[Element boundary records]
========
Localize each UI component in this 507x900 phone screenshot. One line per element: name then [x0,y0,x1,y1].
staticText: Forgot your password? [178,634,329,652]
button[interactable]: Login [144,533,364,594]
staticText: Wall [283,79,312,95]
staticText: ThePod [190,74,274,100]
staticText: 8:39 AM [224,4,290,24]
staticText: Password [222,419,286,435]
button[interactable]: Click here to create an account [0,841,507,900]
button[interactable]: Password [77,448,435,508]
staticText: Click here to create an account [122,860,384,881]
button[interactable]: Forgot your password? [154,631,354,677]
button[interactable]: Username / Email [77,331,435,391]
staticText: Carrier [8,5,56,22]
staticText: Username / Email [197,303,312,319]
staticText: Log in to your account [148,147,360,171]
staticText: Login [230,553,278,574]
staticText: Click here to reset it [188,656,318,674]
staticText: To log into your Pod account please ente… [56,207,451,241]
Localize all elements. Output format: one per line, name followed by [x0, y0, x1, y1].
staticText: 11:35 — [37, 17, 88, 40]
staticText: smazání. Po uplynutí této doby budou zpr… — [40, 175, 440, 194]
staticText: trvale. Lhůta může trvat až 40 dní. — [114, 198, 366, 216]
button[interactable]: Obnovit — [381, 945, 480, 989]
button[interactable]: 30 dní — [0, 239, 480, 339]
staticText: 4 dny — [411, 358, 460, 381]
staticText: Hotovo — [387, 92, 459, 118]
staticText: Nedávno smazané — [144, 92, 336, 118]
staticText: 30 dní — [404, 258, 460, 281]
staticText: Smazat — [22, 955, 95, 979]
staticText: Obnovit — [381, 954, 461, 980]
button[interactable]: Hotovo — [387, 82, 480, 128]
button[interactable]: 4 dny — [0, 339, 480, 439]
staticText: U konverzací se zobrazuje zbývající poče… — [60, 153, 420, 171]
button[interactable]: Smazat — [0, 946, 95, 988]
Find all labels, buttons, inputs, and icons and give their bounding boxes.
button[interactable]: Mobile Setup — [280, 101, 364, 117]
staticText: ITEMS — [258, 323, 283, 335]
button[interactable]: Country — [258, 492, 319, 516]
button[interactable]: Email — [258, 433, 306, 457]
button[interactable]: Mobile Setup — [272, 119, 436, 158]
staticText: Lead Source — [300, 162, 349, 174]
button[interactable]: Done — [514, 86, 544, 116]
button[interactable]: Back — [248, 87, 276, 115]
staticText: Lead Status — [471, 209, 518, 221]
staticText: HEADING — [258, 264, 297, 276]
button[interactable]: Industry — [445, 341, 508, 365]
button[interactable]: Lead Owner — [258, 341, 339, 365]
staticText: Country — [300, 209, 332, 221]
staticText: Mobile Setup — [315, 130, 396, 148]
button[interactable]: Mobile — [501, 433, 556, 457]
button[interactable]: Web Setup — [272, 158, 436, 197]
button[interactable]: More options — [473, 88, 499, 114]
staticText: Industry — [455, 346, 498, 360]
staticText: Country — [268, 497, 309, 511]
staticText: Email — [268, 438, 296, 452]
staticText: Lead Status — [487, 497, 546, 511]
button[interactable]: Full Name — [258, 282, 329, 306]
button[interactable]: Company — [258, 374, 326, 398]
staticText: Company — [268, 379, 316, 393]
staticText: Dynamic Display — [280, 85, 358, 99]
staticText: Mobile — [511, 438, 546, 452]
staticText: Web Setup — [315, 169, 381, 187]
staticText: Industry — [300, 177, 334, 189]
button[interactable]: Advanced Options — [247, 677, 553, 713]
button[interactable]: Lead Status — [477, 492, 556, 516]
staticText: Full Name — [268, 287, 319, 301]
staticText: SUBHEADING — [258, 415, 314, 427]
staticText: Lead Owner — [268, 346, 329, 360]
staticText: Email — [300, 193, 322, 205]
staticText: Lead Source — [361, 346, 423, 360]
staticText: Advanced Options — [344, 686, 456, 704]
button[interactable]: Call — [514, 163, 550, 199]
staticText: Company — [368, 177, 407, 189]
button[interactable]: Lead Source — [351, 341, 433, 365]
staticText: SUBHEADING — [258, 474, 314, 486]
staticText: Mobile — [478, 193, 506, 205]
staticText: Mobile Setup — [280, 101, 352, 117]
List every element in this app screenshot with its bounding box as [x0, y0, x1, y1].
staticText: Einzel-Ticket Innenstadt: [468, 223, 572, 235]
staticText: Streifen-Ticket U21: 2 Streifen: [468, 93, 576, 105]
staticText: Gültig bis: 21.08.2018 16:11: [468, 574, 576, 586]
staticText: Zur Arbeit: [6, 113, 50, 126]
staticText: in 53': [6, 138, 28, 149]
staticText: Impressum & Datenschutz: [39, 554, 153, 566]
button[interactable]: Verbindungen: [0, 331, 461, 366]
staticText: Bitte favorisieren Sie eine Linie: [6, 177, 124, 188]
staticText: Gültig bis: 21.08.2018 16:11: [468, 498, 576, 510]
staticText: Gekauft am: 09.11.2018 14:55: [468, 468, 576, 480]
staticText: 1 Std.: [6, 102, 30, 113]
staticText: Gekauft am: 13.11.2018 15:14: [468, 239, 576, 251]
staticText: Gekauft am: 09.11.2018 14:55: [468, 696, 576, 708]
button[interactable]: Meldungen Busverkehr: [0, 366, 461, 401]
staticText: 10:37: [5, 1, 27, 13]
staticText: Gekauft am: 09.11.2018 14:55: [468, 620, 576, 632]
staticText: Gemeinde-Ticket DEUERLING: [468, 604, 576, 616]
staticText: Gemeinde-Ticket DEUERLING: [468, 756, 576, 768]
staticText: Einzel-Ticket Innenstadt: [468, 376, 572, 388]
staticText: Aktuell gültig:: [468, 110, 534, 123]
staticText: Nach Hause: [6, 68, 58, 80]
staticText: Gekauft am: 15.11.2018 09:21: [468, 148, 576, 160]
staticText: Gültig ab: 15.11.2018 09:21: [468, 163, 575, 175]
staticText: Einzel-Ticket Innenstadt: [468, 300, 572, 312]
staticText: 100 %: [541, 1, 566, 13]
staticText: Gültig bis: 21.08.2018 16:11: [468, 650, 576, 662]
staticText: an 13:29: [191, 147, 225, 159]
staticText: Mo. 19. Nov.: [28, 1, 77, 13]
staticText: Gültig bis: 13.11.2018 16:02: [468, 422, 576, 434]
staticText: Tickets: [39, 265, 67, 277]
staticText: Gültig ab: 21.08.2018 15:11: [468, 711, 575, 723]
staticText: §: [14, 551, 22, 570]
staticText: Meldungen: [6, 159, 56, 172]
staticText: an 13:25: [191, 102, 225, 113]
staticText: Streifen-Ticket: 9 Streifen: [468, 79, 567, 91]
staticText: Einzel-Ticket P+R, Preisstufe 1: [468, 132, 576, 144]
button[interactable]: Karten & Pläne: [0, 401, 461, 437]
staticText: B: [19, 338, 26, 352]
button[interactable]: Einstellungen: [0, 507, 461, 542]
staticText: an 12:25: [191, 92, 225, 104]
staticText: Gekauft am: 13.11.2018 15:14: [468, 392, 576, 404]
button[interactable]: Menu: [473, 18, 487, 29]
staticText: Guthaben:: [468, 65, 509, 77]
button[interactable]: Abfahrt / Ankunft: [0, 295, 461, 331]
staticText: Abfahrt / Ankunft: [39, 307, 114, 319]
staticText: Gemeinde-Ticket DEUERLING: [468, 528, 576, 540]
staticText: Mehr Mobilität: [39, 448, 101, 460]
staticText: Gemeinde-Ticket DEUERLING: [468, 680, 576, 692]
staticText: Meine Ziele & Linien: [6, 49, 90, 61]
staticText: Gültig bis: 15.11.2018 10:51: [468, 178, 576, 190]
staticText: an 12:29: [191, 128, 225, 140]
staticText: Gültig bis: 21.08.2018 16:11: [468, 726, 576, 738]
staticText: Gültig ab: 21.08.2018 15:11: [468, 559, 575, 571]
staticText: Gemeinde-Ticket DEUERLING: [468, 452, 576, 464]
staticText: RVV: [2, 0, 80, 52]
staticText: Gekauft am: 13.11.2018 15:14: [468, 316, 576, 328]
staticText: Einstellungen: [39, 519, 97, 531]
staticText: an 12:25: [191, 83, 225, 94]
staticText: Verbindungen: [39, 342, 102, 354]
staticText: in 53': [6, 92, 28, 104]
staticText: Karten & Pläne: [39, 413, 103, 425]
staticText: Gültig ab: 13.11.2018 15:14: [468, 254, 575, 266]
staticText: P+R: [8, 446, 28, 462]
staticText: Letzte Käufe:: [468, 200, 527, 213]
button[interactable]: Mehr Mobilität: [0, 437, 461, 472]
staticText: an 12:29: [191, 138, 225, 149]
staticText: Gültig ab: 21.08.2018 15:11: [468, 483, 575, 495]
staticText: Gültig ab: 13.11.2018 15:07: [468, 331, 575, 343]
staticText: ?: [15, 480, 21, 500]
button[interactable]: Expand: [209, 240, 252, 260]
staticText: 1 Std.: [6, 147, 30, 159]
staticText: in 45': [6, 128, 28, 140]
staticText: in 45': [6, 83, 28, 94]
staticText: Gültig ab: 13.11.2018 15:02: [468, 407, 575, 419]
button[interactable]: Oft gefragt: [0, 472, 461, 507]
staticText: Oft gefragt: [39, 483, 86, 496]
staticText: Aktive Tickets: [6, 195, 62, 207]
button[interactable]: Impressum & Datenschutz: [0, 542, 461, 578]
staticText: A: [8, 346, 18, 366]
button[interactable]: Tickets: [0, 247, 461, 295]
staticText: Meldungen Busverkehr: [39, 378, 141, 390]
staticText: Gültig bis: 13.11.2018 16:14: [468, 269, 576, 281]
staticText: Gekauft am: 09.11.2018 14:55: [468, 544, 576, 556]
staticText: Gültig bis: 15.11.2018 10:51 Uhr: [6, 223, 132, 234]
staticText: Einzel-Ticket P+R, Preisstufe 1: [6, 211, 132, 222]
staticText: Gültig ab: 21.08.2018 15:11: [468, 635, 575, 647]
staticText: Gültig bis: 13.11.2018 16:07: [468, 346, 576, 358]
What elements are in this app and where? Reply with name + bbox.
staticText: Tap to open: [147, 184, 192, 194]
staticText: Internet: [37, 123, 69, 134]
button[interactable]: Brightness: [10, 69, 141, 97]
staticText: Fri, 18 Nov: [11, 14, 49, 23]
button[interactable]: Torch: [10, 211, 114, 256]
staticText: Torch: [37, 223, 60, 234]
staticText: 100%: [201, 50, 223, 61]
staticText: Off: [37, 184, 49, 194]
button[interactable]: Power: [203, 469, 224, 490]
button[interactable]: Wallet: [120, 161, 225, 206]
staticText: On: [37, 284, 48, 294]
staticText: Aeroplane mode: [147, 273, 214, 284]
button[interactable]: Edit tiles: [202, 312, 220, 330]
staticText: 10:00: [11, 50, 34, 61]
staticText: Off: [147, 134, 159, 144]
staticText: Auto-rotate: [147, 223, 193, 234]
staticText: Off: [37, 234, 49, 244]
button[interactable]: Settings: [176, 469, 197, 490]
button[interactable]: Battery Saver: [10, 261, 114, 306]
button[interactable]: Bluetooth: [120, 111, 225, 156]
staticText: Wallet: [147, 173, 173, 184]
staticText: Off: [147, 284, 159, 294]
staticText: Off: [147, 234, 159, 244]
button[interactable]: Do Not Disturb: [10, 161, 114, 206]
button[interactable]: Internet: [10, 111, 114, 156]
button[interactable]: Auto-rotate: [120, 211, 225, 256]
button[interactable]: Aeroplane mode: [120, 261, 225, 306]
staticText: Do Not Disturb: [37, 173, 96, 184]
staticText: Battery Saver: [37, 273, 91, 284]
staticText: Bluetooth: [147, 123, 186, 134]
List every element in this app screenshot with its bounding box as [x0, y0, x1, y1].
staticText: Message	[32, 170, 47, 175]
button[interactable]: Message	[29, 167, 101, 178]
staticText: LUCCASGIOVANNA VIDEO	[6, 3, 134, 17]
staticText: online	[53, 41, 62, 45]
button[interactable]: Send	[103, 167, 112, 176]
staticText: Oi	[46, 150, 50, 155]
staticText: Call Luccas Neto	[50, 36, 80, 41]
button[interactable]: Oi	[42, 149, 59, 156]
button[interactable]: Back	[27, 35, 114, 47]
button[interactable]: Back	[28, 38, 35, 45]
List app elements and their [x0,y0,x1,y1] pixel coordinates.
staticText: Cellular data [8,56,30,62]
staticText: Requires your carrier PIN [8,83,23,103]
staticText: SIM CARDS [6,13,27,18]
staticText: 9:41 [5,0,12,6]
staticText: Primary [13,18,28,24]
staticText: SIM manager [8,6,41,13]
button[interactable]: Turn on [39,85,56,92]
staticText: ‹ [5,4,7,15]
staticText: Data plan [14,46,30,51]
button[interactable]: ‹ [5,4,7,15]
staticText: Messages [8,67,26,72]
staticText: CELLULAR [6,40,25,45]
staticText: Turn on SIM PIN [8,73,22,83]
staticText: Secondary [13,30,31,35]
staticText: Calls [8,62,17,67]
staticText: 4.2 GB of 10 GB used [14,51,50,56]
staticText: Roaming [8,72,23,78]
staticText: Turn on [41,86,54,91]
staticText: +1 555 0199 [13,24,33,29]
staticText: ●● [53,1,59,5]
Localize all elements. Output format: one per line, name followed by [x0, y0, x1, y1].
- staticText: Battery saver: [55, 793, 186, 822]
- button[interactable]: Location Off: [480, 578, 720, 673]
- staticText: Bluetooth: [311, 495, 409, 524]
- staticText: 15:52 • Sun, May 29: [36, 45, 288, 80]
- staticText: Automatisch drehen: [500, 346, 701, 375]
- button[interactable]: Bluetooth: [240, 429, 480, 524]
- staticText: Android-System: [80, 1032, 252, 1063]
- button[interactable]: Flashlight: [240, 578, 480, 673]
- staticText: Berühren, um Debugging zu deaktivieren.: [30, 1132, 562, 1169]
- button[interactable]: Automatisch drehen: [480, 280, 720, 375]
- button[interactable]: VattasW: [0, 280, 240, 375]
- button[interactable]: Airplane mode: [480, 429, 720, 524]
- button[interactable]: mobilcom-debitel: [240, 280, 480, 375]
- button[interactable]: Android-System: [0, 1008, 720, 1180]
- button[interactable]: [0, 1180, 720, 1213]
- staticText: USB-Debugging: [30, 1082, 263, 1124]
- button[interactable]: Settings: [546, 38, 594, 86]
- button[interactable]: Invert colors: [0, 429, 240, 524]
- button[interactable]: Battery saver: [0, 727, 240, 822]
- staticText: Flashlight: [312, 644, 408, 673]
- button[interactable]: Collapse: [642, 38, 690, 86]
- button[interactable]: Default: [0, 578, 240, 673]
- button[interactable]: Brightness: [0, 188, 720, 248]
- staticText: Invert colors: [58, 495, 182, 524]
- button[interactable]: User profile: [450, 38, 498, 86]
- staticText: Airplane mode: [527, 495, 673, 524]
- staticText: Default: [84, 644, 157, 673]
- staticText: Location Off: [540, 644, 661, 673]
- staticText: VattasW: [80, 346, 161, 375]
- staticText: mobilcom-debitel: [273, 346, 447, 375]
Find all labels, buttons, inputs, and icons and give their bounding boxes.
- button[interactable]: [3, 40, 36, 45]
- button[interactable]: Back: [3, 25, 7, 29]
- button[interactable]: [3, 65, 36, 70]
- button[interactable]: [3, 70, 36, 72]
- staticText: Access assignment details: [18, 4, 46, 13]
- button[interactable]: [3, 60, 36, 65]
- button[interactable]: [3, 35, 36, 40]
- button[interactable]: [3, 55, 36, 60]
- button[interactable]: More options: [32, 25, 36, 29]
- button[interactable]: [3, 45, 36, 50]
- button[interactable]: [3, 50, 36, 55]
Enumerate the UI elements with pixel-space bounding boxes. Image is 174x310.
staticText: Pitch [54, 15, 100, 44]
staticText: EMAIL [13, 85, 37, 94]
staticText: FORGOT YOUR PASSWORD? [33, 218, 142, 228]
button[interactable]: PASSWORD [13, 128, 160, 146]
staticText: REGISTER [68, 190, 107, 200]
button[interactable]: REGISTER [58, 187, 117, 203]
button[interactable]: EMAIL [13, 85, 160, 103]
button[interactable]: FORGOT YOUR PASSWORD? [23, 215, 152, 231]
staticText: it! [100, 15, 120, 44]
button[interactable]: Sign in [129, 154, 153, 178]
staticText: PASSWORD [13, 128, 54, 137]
========
[What you will do]
Arrange the stretch of the records from the start through the line containing "staticText: Carrier [8,5,56,22]" as a Markdown table with the columns Number and Record line, one row per line and blank lines left out.

[The answer]
| Number | Record line |
|---|---|
| 1 | Localize each UI component in this 507x900 phone screenshot. One line per element: name then [x0,y0,x1,y1]. |
| 2 | staticText: Forgot your password? [178,634,329,652] |
| 3 | button[interactable]: Login [144,533,364,594] |
| 4 | staticText: Wall [283,79,312,95] |
| 5 | staticText: ThePod [190,74,274,100] |
| 6 | staticText: 8:39 AM [224,4,290,24] |
| 7 | staticText: Password [222,419,286,435] |
| 8 | button[interactable]: Click here to create an account [0,841,507,900] |
| 9 | button[interactable]: Password [77,448,435,508] |
| 10 | staticText: Click here to create an account [122,860,384,881] |
| 11 | button[interactable]: Forgot your password? [154,631,354,677] |
| 12 | button[interactable]: Username / Email [77,331,435,391] |
| 13 | staticText: Carrier [8,5,56,22] |